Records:
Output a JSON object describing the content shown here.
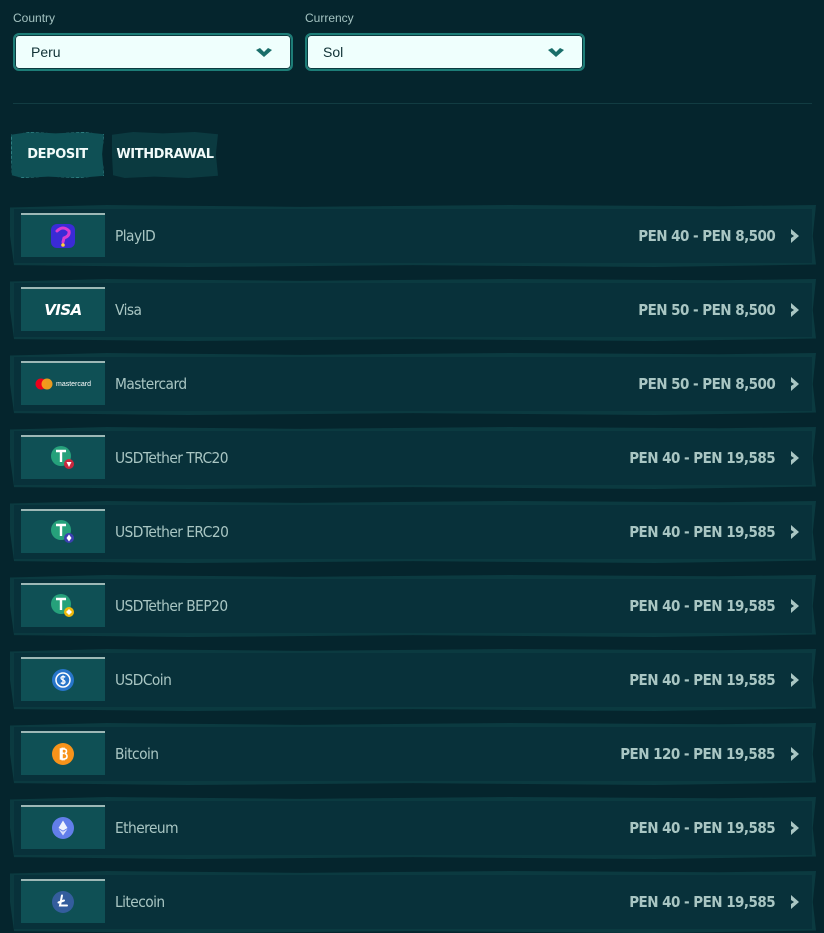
{
  "country": {
    "label": "Country",
    "value": "Peru"
  },
  "currency": {
    "label": "Currency",
    "value": "Sol"
  },
  "tabs": [
    {
      "label": "DEPOSIT",
      "active": true
    },
    {
      "label": "WITHDRAWAL",
      "active": false
    }
  ],
  "methods": [
    {
      "name": "PlayID",
      "range": "PEN 40 - PEN 8,500",
      "icon": "playid-icon"
    },
    {
      "name": "Visa",
      "range": "PEN 50 - PEN 8,500",
      "icon": "visa-logo-icon",
      "logo_text": "VISA"
    },
    {
      "name": "Mastercard",
      "range": "PEN 50 - PEN 8,500",
      "icon": "mastercard-logo-icon",
      "logo_text": "mastercard"
    },
    {
      "name": "USDTether TRC20",
      "range": "PEN 40 - PEN 19,585",
      "icon": "tether-trc20-icon"
    },
    {
      "name": "USDTether ERC20",
      "range": "PEN 40 - PEN 19,585",
      "icon": "tether-erc20-icon"
    },
    {
      "name": "USDTether BEP20",
      "range": "PEN 40 - PEN 19,585",
      "icon": "tether-bep20-icon"
    },
    {
      "name": "USDCoin",
      "range": "PEN 40 - PEN 19,585",
      "icon": "usdcoin-icon"
    },
    {
      "name": "Bitcoin",
      "range": "PEN 120 - PEN 19,585",
      "icon": "bitcoin-icon"
    },
    {
      "name": "Ethereum",
      "range": "PEN 40 - PEN 19,585",
      "icon": "ethereum-icon"
    },
    {
      "name": "Litecoin",
      "range": "PEN 40 - PEN 19,585",
      "icon": "litecoin-icon"
    }
  ],
  "colors": {
    "background": "#05252d",
    "row": "#08313a",
    "logo_bg": "#0f5055",
    "accent": "#1d7d77",
    "text_muted": "#a9c6c3"
  }
}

SET TASK – Copy the whole listing above word for word but do not carry over the pictures.

FINAL ANSWER –
Output a JSON object describing the content shown here.
{
  "country": {
    "label": "Country",
    "value": "Peru"
  },
  "currency": {
    "label": "Currency",
    "value": "Sol"
  },
  "tabs": [
    {
      "label": "DEPOSIT",
      "active": true
    },
    {
      "label": "WITHDRAWAL",
      "active": false
    }
  ],
  "methods": [
    {
      "name": "PlayID",
      "range": "PEN 40 - PEN 8,500",
      "icon": "playid-icon"
    },
    {
      "name": "Visa",
      "range": "PEN 50 - PEN 8,500",
      "icon": "visa-logo-icon",
      "logo_text": "VISA"
    },
    {
      "name": "Mastercard",
      "range": "PEN 50 - PEN 8,500",
      "icon": "mastercard-logo-icon",
      "logo_text": "mastercard"
    },
    {
      "name": "USDTether TRC20",
      "range": "PEN 40 - PEN 19,585",
      "icon": "tether-trc20-icon"
    },
    {
      "name": "USDTether ERC20",
      "range": "PEN 40 - PEN 19,585",
      "icon": "tether-erc20-icon"
    },
    {
      "name": "USDTether BEP20",
      "range": "PEN 40 - PEN 19,585",
      "icon": "tether-bep20-icon"
    },
    {
      "name": "USDCoin",
      "range": "PEN 40 - PEN 19,585",
      "icon": "usdcoin-icon"
    },
    {
      "name": "Bitcoin",
      "range": "PEN 120 - PEN 19,585",
      "icon": "bitcoin-icon"
    },
    {
      "name": "Ethereum",
      "range": "PEN 40 - PEN 19,585",
      "icon": "ethereum-icon"
    },
    {
      "name": "Litecoin",
      "range": "PEN 40 - PEN 19,585",
      "icon": "litecoin-icon"
    }
  ],
  "colors": {
    "background": "#05252d",
    "row": "#08313a",
    "logo_bg": "#0f5055",
    "accent": "#1d7d77",
    "text_muted": "#a9c6c3"
  }
}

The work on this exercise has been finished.